Begin Input material

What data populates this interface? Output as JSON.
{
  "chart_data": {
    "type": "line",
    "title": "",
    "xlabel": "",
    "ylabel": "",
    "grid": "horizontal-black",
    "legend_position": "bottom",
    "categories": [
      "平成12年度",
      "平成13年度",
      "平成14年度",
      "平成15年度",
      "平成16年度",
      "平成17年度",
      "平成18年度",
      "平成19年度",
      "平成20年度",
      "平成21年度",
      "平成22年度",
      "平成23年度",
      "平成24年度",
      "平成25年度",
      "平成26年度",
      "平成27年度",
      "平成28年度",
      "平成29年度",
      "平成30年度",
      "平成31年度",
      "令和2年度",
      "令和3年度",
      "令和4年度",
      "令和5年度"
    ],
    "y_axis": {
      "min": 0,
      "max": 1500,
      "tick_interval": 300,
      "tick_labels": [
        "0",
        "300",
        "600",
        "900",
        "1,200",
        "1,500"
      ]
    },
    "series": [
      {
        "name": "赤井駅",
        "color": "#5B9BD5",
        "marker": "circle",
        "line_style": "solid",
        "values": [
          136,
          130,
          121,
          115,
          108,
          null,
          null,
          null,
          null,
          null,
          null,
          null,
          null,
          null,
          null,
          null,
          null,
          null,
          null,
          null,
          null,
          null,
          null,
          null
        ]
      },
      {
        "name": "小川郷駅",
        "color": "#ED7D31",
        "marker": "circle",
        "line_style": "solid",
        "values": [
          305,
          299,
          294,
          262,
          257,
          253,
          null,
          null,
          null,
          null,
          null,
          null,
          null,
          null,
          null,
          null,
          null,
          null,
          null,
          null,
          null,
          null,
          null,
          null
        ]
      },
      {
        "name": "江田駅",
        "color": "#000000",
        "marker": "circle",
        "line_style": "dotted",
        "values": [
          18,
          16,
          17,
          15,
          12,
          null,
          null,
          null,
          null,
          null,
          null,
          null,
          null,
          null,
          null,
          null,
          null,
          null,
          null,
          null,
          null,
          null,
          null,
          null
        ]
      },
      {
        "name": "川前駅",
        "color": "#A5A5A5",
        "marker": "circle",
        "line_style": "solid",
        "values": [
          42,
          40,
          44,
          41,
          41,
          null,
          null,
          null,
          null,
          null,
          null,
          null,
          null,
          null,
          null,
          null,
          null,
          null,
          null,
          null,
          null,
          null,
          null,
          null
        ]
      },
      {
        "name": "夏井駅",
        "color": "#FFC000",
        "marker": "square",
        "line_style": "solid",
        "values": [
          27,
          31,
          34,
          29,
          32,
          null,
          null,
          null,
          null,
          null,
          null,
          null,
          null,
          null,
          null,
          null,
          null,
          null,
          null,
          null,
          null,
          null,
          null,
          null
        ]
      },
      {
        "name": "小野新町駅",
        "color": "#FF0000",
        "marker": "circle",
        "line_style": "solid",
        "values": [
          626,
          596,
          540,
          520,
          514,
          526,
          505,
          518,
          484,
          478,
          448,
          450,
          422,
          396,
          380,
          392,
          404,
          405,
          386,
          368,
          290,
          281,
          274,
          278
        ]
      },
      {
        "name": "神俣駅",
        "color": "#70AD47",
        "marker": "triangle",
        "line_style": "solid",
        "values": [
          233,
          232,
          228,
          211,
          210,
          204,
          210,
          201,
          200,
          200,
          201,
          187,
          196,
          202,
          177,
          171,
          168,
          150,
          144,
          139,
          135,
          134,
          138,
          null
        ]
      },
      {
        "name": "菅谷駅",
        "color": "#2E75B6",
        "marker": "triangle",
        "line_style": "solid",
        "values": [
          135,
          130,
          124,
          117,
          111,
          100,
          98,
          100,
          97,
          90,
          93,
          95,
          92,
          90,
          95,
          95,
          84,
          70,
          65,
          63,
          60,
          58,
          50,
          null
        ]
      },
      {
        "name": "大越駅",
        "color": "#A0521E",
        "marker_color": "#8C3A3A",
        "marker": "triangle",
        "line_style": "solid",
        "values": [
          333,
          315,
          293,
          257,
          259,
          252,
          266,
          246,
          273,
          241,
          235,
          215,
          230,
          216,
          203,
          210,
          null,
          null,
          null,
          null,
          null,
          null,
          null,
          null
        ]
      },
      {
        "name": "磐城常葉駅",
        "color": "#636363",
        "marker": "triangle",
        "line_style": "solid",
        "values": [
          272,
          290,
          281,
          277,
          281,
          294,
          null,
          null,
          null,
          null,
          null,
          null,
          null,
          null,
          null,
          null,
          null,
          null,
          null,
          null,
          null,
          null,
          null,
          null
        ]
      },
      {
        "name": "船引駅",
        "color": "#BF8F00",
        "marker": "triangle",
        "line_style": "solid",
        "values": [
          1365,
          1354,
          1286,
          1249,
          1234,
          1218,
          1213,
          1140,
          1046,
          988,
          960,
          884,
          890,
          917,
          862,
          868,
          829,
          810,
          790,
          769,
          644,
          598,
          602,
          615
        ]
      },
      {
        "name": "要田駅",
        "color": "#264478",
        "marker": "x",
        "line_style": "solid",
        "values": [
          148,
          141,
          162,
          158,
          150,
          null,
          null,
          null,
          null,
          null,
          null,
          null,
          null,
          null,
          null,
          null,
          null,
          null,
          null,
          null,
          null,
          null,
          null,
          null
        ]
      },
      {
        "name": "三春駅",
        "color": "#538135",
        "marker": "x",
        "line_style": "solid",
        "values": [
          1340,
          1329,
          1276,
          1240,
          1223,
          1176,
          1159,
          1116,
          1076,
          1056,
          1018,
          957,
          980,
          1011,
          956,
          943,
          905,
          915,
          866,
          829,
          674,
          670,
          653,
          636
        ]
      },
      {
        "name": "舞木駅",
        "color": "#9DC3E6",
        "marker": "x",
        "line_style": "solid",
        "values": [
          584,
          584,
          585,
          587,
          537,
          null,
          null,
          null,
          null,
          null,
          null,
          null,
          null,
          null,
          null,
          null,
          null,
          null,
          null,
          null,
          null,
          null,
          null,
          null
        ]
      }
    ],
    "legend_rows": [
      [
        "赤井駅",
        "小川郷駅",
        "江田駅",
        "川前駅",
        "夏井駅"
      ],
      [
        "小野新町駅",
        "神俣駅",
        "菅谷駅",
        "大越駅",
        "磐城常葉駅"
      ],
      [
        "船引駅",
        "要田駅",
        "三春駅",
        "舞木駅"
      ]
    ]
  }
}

End Input material

Problem statement — Copy the material above verbatim.

Output of the exercise —
What data populates this interface? Output as JSON.
{
  "chart_data": {
    "type": "line",
    "title": "",
    "xlabel": "",
    "ylabel": "",
    "grid": "horizontal-black",
    "legend_position": "bottom",
    "categories": [
      "平成12年度",
      "平成13年度",
      "平成14年度",
      "平成15年度",
      "平成16年度",
      "平成17年度",
      "平成18年度",
      "平成19年度",
      "平成20年度",
      "平成21年度",
      "平成22年度",
      "平成23年度",
      "平成24年度",
      "平成25年度",
      "平成26年度",
      "平成27年度",
      "平成28年度",
      "平成29年度",
      "平成30年度",
      "平成31年度",
      "令和2年度",
      "令和3年度",
      "令和4年度",
      "令和5年度"
    ],
    "y_axis": {
      "min": 0,
      "max": 1500,
      "tick_interval": 300,
      "tick_labels": [
        "0",
        "300",
        "600",
        "900",
        "1,200",
        "1,500"
      ]
    },
    "series": [
      {
        "name": "赤井駅",
        "color": "#5B9BD5",
        "marker": "circle",
        "line_style": "solid",
        "values": [
          136,
          130,
          121,
          115,
          108,
          null,
          null,
          null,
          null,
          null,
          null,
          null,
          null,
          null,
          null,
          null,
          null,
          null,
          null,
          null,
          null,
          null,
          null,
          null
        ]
      },
      {
        "name": "小川郷駅",
        "color": "#ED7D31",
        "marker": "circle",
        "line_style": "solid",
        "values": [
          305,
          299,
          294,
          262,
          257,
          253,
          null,
          null,
          null,
          null,
          null,
          null,
          null,
          null,
          null,
          null,
          null,
          null,
          null,
          null,
          null,
          null,
          null,
          null
        ]
      },
      {
        "name": "江田駅",
        "color": "#000000",
        "marker": "circle",
        "line_style": "dotted",
        "values": [
          18,
          16,
          17,
          15,
          12,
          null,
          null,
          null,
          null,
          null,
          null,
          null,
          null,
          null,
          null,
          null,
          null,
          null,
          null,
          null,
          null,
          null,
          null,
          null
        ]
      },
      {
        "name": "川前駅",
        "color": "#A5A5A5",
        "marker": "circle",
        "line_style": "solid",
        "values": [
          42,
          40,
          44,
          41,
          41,
          null,
          null,
          null,
          null,
          null,
          null,
          null,
          null,
          null,
          null,
          null,
          null,
          null,
          null,
          null,
          null,
          null,
          null,
          null
        ]
      },
      {
        "name": "夏井駅",
        "color": "#FFC000",
        "marker": "square",
        "line_style": "solid",
        "values": [
          27,
          31,
          34,
          29,
          32,
          null,
          null,
          null,
          null,
          null,
          null,
          null,
          null,
          null,
          null,
          null,
          null,
          null,
          null,
          null,
          null,
          null,
          null,
          null
        ]
      },
      {
        "name": "小野新町駅",
        "color": "#FF0000",
        "marker": "circle",
        "line_style": "solid",
        "values": [
          626,
          596,
          540,
          520,
          514,
          526,
          505,
          518,
          484,
          478,
          448,
          450,
          422,
          396,
          380,
          392,
          404,
          405,
          386,
          368,
          290,
          281,
          274,
          278
        ]
      },
      {
        "name": "神俣駅",
        "color": "#70AD47",
        "marker": "triangle",
        "line_style": "solid",
        "values": [
          233,
          232,
          228,
          211,
          210,
          204,
          210,
          201,
          200,
          200,
          201,
          187,
          196,
          202,
          177,
          171,
          168,
          150,
          144,
          139,
          135,
          134,
          138,
          null
        ]
      },
      {
        "name": "菅谷駅",
        "color": "#2E75B6",
        "marker": "triangle",
        "line_style": "solid",
        "values": [
          135,
          130,
          124,
          117,
          111,
          100,
          98,
          100,
          97,
          90,
          93,
          95,
          92,
          90,
          95,
          95,
          84,
          70,
          65,
          63,
          60,
          58,
          50,
          null
        ]
      },
      {
        "name": "大越駅",
        "color": "#A0521E",
        "marker_color": "#8C3A3A",
        "marker": "triangle",
        "line_style": "solid",
        "values": [
          333,
          315,
          293,
          257,
          259,
          252,
          266,
          246,
          273,
          241,
          235,
          215,
          230,
          216,
          203,
          210,
          null,
          null,
          null,
          null,
          null,
          null,
          null,
          null
        ]
      },
      {
        "name": "磐城常葉駅",
        "color": "#636363",
        "marker": "triangle",
        "line_style": "solid",
        "values": [
          272,
          290,
          281,
          277,
          281,
          294,
          null,
          null,
          null,
          null,
          null,
          null,
          null,
          null,
          null,
          null,
          null,
          null,
          null,
          null,
          null,
          null,
          null,
          null
        ]
      },
      {
        "name": "船引駅",
        "color": "#BF8F00",
        "marker": "triangle",
        "line_style": "solid",
        "values": [
          1365,
          1354,
          1286,
          1249,
          1234,
          1218,
          1213,
          1140,
          1046,
          988,
          960,
          884,
          890,
          917,
          862,
          868,
          829,
          810,
          790,
          769,
          644,
          598,
          602,
          615
        ]
      },
      {
        "name": "要田駅",
        "color": "#264478",
        "marker": "x",
        "line_style": "solid",
        "values": [
          148,
          141,
          162,
          158,
          150,
          null,
          null,
          null,
          null,
          null,
          null,
          null,
          null,
          null,
          null,
          null,
          null,
          null,
          null,
          null,
          null,
          null,
          null,
          null
        ]
      },
      {
        "name": "三春駅",
        "color": "#538135",
        "marker": "x",
        "line_style": "solid",
        "values": [
          1340,
          1329,
          1276,
          1240,
          1223,
          1176,
          1159,
          1116,
          1076,
          1056,
          1018,
          957,
          980,
          1011,
          956,
          943,
          905,
          915,
          866,
          829,
          674,
          670,
          653,
          636
        ]
      },
      {
        "name": "舞木駅",
        "color": "#9DC3E6",
        "marker": "x",
        "line_style": "solid",
        "values": [
          584,
          584,
          585,
          587,
          537,
          null,
          null,
          null,
          null,
          null,
          null,
          null,
          null,
          null,
          null,
          null,
          null,
          null,
          null,
          null,
          null,
          null,
          null,
          null
        ]
      }
    ],
    "legend_rows": [
      [
        "赤井駅",
        "小川郷駅",
        "江田駅",
        "川前駅",
        "夏井駅"
      ],
      [
        "小野新町駅",
        "神俣駅",
        "菅谷駅",
        "大越駅",
        "磐城常葉駅"
      ],
      [
        "船引駅",
        "要田駅",
        "三春駅",
        "舞木駅"
      ]
    ]
  }
}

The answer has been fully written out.